Output every line of the records below as a JSON list of strings, one string per line, omitting blank lines. Leave the pictures out of the answer.

Dataset records
● ● ● ● ● ● ●

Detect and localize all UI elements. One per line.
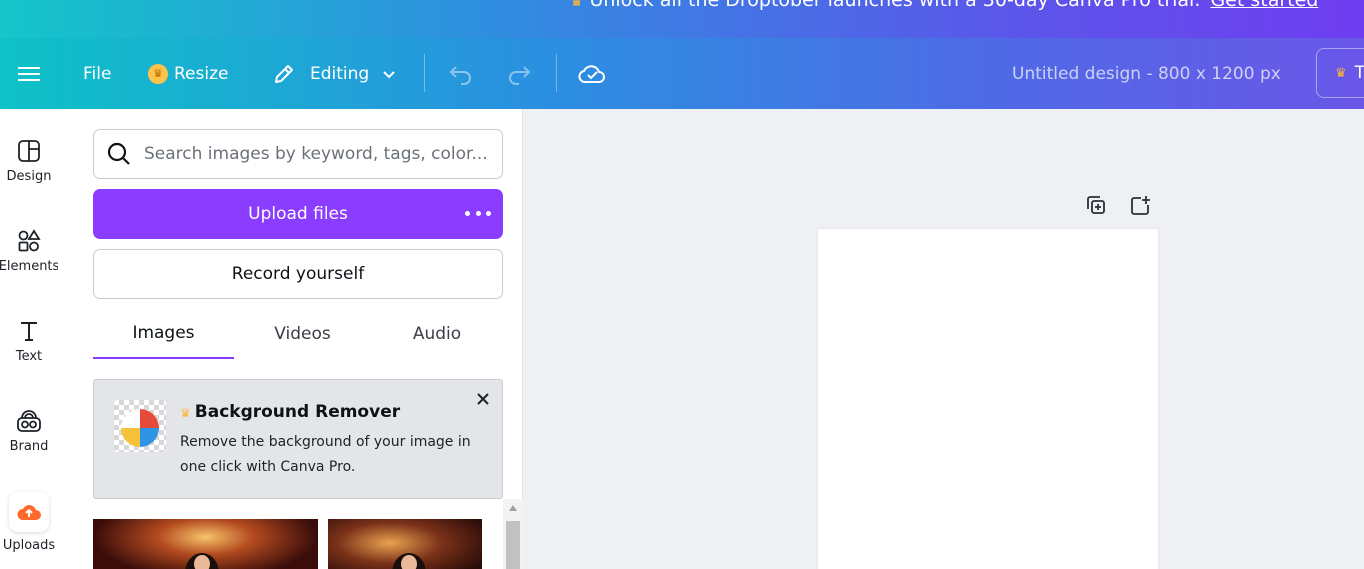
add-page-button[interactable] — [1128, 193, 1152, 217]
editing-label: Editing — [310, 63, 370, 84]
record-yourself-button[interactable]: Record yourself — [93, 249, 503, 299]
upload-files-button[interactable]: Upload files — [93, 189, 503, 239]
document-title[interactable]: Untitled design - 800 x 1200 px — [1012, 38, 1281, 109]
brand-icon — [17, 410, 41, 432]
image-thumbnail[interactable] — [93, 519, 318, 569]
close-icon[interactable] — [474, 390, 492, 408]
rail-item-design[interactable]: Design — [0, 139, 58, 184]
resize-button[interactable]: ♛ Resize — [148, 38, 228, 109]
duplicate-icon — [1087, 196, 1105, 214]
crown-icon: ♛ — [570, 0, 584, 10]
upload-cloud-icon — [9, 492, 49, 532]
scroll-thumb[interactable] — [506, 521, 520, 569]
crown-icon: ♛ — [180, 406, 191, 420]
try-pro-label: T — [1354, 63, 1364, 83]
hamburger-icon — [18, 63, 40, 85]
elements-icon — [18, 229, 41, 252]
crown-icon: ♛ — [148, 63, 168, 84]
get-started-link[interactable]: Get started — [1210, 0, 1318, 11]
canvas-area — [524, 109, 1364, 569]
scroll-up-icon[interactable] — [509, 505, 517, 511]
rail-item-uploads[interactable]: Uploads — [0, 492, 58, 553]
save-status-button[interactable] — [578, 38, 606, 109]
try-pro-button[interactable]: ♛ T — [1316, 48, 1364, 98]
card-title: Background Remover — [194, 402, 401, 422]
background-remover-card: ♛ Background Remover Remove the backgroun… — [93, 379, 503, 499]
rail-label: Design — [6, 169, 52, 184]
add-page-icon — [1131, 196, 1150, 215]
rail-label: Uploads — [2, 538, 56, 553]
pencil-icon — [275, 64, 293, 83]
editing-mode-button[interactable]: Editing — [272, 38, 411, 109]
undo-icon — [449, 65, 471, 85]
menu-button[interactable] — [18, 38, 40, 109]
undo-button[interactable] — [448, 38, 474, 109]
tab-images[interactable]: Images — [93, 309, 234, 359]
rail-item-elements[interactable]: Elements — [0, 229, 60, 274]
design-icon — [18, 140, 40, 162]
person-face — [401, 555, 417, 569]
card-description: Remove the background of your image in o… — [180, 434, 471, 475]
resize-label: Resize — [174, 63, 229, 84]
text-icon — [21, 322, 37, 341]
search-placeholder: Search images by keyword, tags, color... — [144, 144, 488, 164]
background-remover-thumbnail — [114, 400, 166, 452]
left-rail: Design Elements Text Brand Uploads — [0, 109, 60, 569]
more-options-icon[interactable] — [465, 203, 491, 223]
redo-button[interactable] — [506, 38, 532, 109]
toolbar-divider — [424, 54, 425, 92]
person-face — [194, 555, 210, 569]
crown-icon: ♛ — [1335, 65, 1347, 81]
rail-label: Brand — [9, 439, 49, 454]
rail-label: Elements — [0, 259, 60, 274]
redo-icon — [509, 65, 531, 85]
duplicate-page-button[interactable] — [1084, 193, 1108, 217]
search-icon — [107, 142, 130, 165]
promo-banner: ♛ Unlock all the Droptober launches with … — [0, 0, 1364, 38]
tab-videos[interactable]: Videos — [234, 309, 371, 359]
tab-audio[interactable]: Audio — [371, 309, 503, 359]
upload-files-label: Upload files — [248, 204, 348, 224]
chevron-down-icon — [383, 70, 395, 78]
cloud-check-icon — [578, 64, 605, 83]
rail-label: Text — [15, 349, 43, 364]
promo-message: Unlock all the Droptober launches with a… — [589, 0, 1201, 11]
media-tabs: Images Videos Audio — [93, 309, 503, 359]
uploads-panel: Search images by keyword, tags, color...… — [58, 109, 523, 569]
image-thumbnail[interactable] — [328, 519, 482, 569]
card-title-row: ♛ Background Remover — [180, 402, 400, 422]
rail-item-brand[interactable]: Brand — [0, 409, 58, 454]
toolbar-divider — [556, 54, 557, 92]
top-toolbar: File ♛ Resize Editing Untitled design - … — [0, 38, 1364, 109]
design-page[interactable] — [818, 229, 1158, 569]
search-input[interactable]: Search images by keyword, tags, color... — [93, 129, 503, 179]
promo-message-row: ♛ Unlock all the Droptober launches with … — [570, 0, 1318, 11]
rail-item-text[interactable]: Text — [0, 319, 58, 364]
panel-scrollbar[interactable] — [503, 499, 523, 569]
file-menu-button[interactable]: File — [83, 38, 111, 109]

● ● ● ● ● ● ●

TASK ANSWER:
[
  "Detect and localize all UI elements. One per line.",
  "add-page-button[interactable] — [1128, 193, 1152, 217]",
  "editing-label: Editing — [310, 63, 370, 84]",
  "record-yourself-button[interactable]: Record yourself — [93, 249, 503, 299]",
  "upload-files-button[interactable]: Upload files — [93, 189, 503, 239]",
  "document-title[interactable]: Untitled design - 800 x 1200 px — [1012, 38, 1281, 109]",
  "brand-icon — [17, 410, 41, 432]",
  "image-thumbnail[interactable] — [93, 519, 318, 569]",
  "close-icon[interactable] — [474, 390, 492, 408]",
  "rail-item-design[interactable]: Design — [0, 139, 58, 184]",
  "resize-button[interactable]: ♛ Resize — [148, 38, 228, 109]",
  "duplicate-icon — [1087, 196, 1105, 214]",
  "crown-icon: ♛ — [570, 0, 584, 10]",
  "upload-cloud-icon — [9, 492, 49, 532]",
  "scroll-thumb[interactable] — [506, 521, 520, 569]",
  "crown-icon: ♛ — [180, 406, 191, 420]",
  "try-pro-label: T — [1354, 63, 1364, 83]",
  "hamburger-icon — [18, 63, 40, 85]",
  "elements-icon — [18, 229, 41, 252]",
  "crown-icon: ♛ — [148, 63, 168, 84]",
  "get-started-link[interactable]: Get started — [1210, 0, 1318, 11]",
  "canvas-area — [524, 109, 1364, 569]",
  "scroll-up-icon[interactable] — [509, 505, 517, 511]",
  "rail-item-uploads[interactable]: Uploads — [0, 492, 58, 553]",
  "save-status-button[interactable] — [578, 38, 606, 109]",
  "try-pro-button[interactable]: ♛ T — [1316, 48, 1364, 98]",
  "card-title: Background Remover — [194, 402, 401, 422]",
  "background-remover-card: ♛ Background Remover Remove the backgroun… — [93, 379, 503, 499]",
  "rail-label: Design — [6, 169, 52, 184]",
  "add-page-icon — [1131, 196, 1150, 215]",
  "rail-label: Uploads — [2, 538, 56, 553]",
  "pencil-icon — [275, 64, 293, 83]",
  "editing-mode-button[interactable]: Editing — [272, 38, 411, 109]",
  "undo-icon — [449, 65, 471, 85]",
  "menu-button[interactable] — [18, 38, 40, 109]",
  "undo-button[interactable] — [448, 38, 474, 109]",
  "tab-images[interactable]: Images — [93, 309, 234, 359]",
  "rail-item-elements[interactable]: Elements — [0, 229, 60, 274]",
  "design-icon — [18, 140, 40, 162]",
  "person-face — [401, 555, 417, 569]",
  "card-description: Remove the background of your image in o… — [180, 434, 471, 475]",
  "resize-label: Resize — [174, 63, 229, 84]",
  "text-icon — [21, 322, 37, 341]",
  "search-placeholder: Search images by keyword, tags, color... — [144, 144, 488, 164]",
  "background-remover-thumbnail — [114, 400, 166, 452]",
  "left-rail: Design Elements Text Brand Uploads — [0, 109, 60, 569]",
  "more-options-icon[interactable] — [465, 203, 491, 223]",
  "redo-button[interactable] — [506, 38, 532, 109]",
  "toolbar-divider — [424, 54, 425, 92]",
  "person-face — [194, 555, 210, 569]",
  "crown-icon: ♛ — [1335, 65, 1347, 81]",
  "rail-label: Brand — [9, 439, 49, 454]",
  "rail-label: Elements — [0, 259, 60, 274]",
  "redo-icon — [509, 65, 531, 85]",
  "duplicate-page-button[interactable] — [1084, 193, 1108, 217]",
  "search-icon — [107, 142, 130, 165]",
  "promo-banner: ♛ Unlock all the Droptober launches with … — [0, 0, 1364, 38]",
  "tab-videos[interactable]: Videos — [234, 309, 371, 359]",
  "tab-audio[interactable]: Audio — [371, 309, 503, 359]",
  "upload-files-label: Upload files — [248, 204, 348, 224]",
  "chevron-down-icon — [383, 70, 395, 78]",
  "cloud-check-icon — [578, 64, 605, 83]",
  "rail-label: Text — [15, 349, 43, 364]",
  "promo-message: Unlock all the Droptober launches with a… — [589, 0, 1201, 11]",
  "media-tabs: Images Videos Audio — [93, 309, 503, 359]",
  "uploads-panel: Search images by keyword, tags, color...… — [58, 109, 523, 569]",
  "image-thumbnail[interactable] — [328, 519, 482, 569]",
  "card-title-row: ♛ Background Remover — [180, 402, 400, 422]",
  "rail-item-brand[interactable]: Brand — [0, 409, 58, 454]",
  "toolbar-divider — [556, 54, 557, 92]",
  "top-toolbar: File ♛ Resize Editing Untitled design - … — [0, 38, 1364, 109]",
  "design-page[interactable] — [818, 229, 1158, 569]",
  "search-input[interactable]: Search images by keyword, tags, color... — [93, 129, 503, 179]",
  "promo-message-row: ♛ Unlock all the Droptober launches with … — [570, 0, 1318, 11]",
  "rail-item-text[interactable]: Text — [0, 319, 58, 364]",
  "panel-scrollbar[interactable] — [503, 499, 523, 569]",
  "file-menu-button[interactable]: File — [83, 38, 111, 109]"
]